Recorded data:
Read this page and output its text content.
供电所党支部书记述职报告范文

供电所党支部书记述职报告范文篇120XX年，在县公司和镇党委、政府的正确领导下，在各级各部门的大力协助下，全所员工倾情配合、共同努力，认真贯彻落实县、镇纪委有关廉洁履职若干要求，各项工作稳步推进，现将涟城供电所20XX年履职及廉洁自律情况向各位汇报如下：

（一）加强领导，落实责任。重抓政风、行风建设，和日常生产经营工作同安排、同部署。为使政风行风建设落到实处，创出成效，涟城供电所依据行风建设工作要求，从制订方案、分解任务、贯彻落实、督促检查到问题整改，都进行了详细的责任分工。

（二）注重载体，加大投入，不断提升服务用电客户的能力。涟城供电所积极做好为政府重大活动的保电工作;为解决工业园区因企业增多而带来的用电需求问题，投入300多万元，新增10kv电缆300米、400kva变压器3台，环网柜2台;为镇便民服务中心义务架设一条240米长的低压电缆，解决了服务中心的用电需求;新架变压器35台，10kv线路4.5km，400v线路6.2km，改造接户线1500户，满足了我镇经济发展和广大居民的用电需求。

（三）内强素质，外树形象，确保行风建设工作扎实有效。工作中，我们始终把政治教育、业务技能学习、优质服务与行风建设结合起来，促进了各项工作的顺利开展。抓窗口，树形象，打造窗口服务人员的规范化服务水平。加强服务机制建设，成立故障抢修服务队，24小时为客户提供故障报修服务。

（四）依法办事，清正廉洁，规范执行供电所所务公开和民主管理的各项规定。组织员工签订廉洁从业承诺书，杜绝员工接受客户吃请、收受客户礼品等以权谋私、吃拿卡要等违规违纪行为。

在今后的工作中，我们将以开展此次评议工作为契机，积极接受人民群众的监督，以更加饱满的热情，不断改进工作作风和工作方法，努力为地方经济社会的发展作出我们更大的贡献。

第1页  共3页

Problem description: Make an exact copy of the records.

Answer to the task:
Read this page and output its text content.
供电所党支部书记述职报告范文

供电所党支部书记述职报告范文篇120XX年，在县公司和镇党委、政府的正确领导下，在各级各部门的大力协助下，全所员工倾情配合、共同努力，认真贯彻落实县、镇纪委有关廉洁履职若干要求，各项工作稳步推进，现将涟城供电所20XX年履职及廉洁自律情况向各位汇报如下：

（一）加强领导，落实责任。重抓政风、行风建设，和日常生产经营工作同安排、同部署。为使政风行风建设落到实处，创出成效，涟城供电所依据行风建设工作要求，从制订方案、分解任务、贯彻落实、督促检查到问题整改，都进行了详细的责任分工。

（二）注重载体，加大投入，不断提升服务用电客户的能力。涟城供电所积极做好为政府重大活动的保电工作;为解决工业园区因企业增多而带来的用电需求问题，投入300多万元，新增10kv电缆300米、400kva变压器3台，环网柜2台;为镇便民服务中心义务架设一条240米长的低压电缆，解决了服务中心的用电需求;新架变压器35台，10kv线路4.5km，400v线路6.2km，改造接户线1500户，满足了我镇经济发展和广大居民的用电需求。

（三）内强素质，外树形象，确保行风建设工作扎实有效。工作中，我们始终把政治教育、业务技能学习、优质服务与行风建设结合起来，促进了各项工作的顺利开展。抓窗口，树形象，打造窗口服务人员的规范化服务水平。加强服务机制建设，成立故障抢修服务队，24小时为客户提供故障报修服务。

（四）依法办事，清正廉洁，规范执行供电所所务公开和民主管理的各项规定。组织员工签订廉洁从业承诺书，杜绝员工接受客户吃请、收受客户礼品等以权谋私、吃拿卡要等违规违纪行为。

在今后的工作中，我们将以开展此次评议工作为契机，积极接受人民群众的监督，以更加饱满的热情，不断改进工作作风和工作方法，努力为地方经济社会的发展作出我们更大的贡献。

第1页  共3页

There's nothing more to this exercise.